TASK TO CARRY OUT: In the data below, find every line that has the string "title", and copy it.

EXCERPTED DATA:
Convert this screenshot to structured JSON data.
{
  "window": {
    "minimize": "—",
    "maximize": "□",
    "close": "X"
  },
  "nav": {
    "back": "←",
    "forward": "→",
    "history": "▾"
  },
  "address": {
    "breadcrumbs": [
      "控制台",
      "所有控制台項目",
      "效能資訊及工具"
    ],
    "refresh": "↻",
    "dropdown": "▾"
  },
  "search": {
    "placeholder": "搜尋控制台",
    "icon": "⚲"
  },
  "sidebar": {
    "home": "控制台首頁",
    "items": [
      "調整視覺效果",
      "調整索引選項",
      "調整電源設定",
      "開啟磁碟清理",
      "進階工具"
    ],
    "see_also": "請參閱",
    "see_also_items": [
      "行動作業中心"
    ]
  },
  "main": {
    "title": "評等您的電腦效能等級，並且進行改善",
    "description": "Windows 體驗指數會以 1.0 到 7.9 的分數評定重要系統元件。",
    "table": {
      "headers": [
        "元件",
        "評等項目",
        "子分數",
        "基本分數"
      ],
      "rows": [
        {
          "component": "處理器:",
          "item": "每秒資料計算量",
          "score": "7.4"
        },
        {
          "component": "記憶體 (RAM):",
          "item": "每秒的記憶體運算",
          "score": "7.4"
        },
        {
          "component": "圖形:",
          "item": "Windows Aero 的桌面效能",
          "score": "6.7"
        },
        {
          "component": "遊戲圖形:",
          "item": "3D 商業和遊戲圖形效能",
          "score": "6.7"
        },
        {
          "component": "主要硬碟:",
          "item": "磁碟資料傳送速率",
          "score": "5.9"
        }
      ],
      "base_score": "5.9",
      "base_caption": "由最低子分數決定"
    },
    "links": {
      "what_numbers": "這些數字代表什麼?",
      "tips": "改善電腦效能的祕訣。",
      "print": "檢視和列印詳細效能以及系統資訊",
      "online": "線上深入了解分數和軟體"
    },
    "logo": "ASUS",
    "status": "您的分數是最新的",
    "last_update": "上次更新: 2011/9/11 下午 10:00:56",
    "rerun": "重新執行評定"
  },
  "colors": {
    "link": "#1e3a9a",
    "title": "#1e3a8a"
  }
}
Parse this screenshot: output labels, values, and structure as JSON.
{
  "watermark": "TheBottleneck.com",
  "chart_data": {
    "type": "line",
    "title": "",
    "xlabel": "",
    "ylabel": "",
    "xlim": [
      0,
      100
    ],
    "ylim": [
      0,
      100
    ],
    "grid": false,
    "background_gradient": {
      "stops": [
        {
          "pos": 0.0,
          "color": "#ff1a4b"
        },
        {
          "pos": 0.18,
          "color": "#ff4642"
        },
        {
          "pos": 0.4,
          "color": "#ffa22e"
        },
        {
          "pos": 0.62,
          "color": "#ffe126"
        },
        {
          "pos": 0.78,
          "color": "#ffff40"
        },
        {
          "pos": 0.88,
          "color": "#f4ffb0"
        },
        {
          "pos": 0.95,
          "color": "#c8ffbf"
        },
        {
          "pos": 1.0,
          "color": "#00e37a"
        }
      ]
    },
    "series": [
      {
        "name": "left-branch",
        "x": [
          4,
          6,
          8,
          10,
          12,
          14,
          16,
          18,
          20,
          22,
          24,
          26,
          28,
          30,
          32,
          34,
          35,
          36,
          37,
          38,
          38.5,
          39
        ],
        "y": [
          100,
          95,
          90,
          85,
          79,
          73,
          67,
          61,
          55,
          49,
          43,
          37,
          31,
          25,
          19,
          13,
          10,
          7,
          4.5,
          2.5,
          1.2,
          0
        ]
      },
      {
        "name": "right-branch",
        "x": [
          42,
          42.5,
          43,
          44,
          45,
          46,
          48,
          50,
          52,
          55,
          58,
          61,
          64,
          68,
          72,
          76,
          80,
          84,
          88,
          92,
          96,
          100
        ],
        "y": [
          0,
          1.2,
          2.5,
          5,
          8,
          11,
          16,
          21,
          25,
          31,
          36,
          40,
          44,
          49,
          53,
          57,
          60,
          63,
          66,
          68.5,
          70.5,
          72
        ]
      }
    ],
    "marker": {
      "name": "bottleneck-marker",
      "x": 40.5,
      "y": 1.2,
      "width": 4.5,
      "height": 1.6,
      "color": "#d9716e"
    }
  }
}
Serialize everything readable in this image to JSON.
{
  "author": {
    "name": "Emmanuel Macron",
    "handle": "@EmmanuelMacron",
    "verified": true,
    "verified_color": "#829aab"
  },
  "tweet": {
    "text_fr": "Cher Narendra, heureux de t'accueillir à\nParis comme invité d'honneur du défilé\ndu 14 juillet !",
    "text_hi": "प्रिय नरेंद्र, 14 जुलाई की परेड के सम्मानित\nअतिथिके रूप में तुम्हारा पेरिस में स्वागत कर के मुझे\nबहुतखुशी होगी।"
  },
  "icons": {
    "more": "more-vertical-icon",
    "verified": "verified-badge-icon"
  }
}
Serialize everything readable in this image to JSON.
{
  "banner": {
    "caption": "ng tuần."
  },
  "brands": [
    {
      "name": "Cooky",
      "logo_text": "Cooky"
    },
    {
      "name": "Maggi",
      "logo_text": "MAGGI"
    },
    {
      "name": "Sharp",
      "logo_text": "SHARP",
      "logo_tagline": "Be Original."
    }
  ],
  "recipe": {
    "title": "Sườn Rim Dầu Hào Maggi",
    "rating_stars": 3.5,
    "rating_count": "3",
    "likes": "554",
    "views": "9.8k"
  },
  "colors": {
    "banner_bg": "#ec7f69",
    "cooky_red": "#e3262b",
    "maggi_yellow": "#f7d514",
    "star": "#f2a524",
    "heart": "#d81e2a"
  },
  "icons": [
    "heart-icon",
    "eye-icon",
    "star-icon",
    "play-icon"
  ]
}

CORRECT ANSWER:
    "title": "評等您的電腦效能等級，並且進行改善",
    "title": "#1e3a8a"
    "title": "",
    "title": "Sườn Rim Dầu Hào Maggi",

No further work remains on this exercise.